§ Work instructions
Go through the material and write it all out exactly, minus the pictures.

— start Provided records —

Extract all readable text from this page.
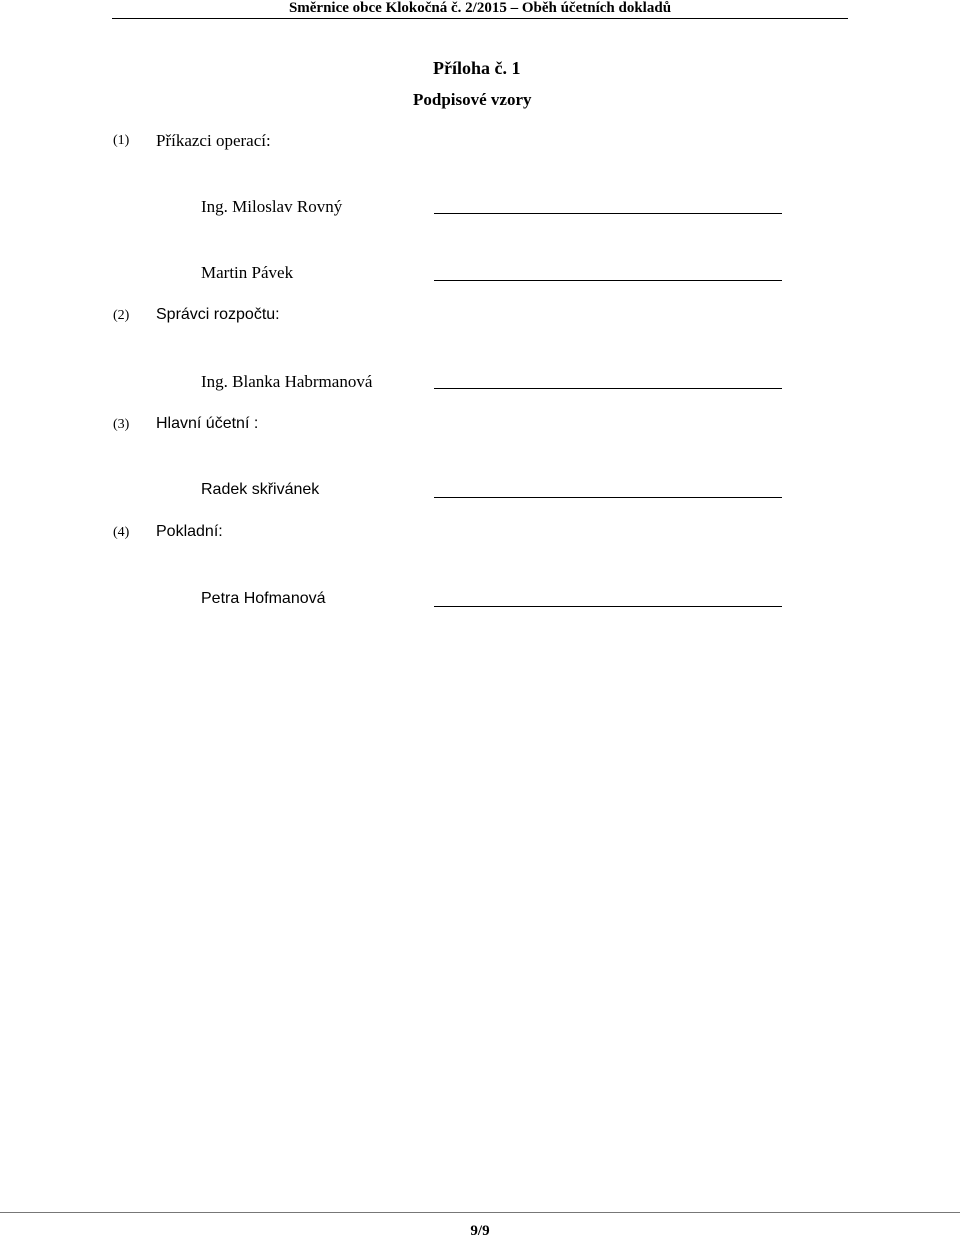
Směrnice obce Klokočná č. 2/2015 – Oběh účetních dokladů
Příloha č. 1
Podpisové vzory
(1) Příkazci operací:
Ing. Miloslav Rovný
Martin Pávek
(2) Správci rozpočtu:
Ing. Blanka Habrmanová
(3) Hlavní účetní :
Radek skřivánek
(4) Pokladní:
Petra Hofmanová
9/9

— end Provided records —

§ Task solution
Extract all readable text from this page.
Směrnice obce Klokočná č. 2/2015 – Oběh účetních dokladů
Příloha č. 1
Podpisové vzory
(1) Příkazci operací:
Ing. Miloslav Rovný
Martin Pávek
(2) Správci rozpočtu:
Ing. Blanka Habrmanová
(3) Hlavní účetní :
Radek skřivánek
(4) Pokladní:
Petra Hofmanová
9/9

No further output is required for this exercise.